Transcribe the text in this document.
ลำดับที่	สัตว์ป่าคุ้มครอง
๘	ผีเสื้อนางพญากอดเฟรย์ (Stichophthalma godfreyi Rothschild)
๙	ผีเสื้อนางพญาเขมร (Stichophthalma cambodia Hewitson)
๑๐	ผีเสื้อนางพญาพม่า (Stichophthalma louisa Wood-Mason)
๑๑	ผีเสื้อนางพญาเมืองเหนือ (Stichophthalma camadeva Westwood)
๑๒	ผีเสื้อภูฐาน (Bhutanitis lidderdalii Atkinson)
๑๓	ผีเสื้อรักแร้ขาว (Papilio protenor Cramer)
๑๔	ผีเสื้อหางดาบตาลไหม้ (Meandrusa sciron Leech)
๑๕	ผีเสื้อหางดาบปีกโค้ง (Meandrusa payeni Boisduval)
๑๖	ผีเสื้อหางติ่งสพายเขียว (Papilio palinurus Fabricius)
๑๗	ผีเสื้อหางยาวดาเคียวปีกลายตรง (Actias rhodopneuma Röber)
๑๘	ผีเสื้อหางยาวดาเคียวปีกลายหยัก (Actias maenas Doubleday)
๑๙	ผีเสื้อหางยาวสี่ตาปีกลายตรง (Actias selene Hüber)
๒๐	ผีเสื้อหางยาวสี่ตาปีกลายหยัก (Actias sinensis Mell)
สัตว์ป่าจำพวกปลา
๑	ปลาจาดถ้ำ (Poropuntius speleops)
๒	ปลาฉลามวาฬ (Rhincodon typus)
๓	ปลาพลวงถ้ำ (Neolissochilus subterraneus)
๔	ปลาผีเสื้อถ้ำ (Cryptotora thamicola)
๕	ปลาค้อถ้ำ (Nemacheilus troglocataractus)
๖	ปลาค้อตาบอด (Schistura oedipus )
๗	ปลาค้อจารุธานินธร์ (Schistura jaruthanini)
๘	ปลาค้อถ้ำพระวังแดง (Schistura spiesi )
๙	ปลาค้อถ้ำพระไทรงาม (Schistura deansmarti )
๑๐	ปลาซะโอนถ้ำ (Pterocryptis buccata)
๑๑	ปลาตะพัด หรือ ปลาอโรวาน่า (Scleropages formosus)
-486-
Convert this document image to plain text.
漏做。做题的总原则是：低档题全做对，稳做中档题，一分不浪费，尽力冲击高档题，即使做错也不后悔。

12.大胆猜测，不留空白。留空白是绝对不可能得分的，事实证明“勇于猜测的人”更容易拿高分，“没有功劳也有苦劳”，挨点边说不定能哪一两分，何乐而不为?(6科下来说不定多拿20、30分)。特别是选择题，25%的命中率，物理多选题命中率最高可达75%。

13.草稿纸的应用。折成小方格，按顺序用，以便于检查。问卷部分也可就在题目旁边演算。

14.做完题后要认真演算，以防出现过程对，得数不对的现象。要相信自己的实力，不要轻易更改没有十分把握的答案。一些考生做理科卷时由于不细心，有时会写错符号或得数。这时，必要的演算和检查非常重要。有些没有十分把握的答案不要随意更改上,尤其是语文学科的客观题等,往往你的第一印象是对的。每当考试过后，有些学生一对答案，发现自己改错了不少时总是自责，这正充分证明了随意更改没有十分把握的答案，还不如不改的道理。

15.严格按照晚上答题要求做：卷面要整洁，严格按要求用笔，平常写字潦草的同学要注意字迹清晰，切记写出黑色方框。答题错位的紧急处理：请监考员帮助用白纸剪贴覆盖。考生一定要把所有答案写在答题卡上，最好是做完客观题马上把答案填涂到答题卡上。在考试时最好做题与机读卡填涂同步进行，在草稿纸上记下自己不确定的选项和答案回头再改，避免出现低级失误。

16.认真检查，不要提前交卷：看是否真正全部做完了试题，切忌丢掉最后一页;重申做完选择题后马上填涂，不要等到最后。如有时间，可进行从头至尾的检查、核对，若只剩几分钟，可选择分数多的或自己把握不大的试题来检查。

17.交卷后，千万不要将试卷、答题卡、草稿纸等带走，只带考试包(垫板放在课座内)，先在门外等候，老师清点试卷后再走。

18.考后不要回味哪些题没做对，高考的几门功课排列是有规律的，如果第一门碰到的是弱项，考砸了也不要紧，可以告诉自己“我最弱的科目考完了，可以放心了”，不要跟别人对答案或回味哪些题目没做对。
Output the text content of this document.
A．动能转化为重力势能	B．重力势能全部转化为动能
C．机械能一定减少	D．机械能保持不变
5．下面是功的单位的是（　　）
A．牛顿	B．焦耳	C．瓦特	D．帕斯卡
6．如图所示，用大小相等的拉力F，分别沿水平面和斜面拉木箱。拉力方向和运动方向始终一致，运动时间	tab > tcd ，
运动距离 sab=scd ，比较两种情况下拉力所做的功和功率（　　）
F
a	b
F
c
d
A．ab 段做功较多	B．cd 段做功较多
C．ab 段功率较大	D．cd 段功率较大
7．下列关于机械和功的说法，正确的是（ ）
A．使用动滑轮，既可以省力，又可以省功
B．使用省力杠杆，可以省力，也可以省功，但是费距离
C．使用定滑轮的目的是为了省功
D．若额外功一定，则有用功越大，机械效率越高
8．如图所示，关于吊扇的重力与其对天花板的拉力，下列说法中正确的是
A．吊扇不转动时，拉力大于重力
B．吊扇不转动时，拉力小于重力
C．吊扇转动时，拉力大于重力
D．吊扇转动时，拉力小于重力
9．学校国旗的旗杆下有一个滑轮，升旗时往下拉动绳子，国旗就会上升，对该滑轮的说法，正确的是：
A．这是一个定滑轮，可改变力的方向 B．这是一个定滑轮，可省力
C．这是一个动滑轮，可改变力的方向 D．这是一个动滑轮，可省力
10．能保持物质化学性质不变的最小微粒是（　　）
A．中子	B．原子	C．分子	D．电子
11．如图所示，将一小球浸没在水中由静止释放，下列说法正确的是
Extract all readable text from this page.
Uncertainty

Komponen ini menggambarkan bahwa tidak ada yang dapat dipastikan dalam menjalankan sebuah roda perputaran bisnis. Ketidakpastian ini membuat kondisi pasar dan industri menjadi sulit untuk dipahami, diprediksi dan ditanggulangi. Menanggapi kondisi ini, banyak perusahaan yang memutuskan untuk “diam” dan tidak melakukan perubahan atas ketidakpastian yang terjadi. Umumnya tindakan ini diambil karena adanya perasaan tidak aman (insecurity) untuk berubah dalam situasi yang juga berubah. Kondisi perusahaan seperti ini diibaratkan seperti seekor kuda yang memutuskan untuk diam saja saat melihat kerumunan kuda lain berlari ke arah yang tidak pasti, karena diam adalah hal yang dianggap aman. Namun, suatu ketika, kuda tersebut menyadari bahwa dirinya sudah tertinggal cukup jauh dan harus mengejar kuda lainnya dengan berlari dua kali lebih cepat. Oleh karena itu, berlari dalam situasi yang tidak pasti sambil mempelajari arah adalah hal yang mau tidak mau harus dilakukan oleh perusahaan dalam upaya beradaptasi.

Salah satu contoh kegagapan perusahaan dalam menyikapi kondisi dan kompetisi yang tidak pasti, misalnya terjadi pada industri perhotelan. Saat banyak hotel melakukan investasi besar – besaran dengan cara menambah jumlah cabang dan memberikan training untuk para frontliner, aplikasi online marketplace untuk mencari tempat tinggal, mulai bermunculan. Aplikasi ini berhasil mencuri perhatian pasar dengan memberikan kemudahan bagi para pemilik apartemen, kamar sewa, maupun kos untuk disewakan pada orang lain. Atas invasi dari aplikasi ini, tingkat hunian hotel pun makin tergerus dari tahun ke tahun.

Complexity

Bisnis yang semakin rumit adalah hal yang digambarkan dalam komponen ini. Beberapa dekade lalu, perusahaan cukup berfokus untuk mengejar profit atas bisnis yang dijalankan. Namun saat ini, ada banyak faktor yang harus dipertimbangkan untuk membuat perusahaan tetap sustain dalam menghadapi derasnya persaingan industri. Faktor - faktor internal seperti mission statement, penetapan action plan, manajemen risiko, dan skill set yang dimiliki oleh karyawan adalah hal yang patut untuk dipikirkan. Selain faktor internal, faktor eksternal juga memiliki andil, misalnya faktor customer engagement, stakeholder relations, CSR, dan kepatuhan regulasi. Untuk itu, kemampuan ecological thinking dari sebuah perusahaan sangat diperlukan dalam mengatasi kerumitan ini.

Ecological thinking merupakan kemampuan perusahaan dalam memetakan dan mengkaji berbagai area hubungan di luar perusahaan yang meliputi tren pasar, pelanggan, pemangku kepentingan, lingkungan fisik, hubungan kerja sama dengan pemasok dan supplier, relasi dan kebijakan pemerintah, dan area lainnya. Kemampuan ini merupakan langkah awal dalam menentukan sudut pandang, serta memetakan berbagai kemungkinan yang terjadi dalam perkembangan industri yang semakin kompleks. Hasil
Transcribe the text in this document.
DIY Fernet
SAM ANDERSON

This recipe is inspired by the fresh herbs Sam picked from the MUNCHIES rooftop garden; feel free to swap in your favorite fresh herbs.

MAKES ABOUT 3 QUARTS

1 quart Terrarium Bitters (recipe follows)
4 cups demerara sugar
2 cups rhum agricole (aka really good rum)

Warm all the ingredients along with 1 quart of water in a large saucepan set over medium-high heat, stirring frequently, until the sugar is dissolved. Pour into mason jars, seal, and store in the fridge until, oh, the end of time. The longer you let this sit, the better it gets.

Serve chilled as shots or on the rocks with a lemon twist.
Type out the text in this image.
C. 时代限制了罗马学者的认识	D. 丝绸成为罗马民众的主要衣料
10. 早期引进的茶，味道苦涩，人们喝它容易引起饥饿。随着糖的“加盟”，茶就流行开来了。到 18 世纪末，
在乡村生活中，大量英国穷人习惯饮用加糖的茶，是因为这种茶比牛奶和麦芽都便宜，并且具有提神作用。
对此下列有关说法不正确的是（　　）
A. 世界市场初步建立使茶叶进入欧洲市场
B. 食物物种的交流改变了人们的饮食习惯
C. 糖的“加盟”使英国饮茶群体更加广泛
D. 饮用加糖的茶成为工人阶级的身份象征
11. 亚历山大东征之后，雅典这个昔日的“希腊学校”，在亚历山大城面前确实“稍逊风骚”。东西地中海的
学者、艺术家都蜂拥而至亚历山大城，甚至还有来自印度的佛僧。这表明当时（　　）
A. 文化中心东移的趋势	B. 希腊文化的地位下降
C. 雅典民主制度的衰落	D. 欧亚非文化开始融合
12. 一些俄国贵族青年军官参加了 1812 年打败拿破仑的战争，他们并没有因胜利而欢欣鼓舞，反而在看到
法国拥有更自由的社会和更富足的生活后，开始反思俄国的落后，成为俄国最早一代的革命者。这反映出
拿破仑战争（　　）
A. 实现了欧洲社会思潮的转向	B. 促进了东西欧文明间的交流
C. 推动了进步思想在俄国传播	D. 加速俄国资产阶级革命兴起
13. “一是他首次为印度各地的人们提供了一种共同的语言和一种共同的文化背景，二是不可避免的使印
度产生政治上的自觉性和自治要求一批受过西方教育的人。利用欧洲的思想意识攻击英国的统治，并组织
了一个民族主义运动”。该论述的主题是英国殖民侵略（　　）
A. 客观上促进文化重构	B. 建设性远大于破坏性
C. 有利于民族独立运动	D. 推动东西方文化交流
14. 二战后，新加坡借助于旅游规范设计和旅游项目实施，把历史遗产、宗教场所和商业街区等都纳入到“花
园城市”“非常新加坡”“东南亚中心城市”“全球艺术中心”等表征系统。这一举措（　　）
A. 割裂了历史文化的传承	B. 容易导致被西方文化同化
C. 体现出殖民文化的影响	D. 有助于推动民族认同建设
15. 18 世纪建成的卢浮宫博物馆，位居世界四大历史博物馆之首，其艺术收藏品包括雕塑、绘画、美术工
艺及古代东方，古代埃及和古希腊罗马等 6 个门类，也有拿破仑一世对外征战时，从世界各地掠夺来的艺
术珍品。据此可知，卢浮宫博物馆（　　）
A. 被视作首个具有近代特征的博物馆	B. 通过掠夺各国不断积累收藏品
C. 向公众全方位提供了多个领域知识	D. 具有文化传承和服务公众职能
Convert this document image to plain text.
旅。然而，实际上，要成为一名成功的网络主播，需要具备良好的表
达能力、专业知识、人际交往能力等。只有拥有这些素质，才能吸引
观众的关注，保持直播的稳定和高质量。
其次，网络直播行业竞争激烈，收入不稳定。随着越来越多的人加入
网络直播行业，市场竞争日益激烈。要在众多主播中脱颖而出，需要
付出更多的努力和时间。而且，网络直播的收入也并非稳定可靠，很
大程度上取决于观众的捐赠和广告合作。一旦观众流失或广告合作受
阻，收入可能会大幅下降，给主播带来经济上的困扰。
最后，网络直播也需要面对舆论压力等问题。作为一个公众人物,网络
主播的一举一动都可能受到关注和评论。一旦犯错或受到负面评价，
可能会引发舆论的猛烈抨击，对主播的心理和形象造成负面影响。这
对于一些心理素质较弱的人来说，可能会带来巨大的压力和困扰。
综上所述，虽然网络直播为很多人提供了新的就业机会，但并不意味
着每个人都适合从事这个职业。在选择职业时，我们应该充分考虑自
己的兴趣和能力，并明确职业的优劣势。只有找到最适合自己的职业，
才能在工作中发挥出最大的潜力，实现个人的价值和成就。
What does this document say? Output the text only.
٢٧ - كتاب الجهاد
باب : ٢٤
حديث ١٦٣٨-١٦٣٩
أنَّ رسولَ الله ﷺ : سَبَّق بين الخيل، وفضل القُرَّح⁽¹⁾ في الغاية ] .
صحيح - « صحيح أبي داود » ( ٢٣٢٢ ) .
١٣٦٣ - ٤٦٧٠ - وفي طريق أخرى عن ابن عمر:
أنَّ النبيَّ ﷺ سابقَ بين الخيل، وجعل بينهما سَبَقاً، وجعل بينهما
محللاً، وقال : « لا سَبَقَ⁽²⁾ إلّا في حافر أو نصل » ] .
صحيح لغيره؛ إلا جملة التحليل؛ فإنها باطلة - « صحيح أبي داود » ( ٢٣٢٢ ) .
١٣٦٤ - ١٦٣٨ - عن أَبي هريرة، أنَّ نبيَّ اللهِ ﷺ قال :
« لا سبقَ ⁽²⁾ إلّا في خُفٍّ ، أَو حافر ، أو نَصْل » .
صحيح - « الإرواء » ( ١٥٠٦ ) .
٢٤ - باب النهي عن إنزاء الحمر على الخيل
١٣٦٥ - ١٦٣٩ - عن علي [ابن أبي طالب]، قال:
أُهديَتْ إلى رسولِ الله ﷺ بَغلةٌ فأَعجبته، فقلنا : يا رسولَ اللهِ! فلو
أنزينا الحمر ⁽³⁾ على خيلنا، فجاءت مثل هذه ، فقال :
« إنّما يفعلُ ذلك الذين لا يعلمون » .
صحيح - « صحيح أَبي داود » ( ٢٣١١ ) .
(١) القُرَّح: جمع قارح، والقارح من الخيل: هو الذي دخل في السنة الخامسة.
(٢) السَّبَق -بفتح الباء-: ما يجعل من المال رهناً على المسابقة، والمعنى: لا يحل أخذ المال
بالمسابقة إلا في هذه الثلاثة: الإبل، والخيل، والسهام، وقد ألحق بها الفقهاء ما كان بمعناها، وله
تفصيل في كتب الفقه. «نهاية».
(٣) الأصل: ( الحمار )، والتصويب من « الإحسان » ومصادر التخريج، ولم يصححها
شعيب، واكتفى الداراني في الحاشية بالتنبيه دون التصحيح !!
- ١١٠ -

Given problem
Gather, from the listing above, every line carrying the word "Schistura".

Answer to this task
๖	ปลาค้อตาบอด (Schistura oedipus )
๗	ปลาค้อจารุธานินธร์ (Schistura jaruthanini)
๘	ปลาค้อถ้ำพระวังแดง (Schistura spiesi )
๙	ปลาค้อถ้ำพระไทรงาม (Schistura deansmarti )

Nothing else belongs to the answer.